__Task directions__: Extract each line holding the word "children" from the entries.
==== Supplied information
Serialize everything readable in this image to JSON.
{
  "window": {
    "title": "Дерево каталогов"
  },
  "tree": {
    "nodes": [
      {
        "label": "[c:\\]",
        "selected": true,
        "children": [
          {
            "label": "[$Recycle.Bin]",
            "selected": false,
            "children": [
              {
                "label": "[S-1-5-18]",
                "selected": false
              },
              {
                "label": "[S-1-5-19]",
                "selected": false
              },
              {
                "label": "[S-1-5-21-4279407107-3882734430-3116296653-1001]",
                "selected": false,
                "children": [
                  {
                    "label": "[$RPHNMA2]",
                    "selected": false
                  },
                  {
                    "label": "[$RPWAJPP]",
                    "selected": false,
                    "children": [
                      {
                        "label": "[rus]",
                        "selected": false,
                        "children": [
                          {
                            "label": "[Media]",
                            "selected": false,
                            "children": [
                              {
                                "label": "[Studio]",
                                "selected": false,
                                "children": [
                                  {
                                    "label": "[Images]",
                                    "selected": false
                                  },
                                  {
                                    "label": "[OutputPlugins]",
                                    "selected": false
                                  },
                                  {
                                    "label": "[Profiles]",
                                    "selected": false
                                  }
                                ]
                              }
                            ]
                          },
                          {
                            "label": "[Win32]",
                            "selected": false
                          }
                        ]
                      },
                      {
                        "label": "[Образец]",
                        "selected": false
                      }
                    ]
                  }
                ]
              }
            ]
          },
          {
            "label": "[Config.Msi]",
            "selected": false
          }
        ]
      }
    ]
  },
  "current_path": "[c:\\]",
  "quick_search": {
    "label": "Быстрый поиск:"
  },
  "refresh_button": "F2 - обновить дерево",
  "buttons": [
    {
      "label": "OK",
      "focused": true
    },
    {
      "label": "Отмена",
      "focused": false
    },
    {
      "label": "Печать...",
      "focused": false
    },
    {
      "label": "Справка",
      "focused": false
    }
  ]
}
========
__Exercise result__:
        "children": [
            "children": [
                "children": [
                    "children": [
                        "children": [
                            "children": [
                                "children": [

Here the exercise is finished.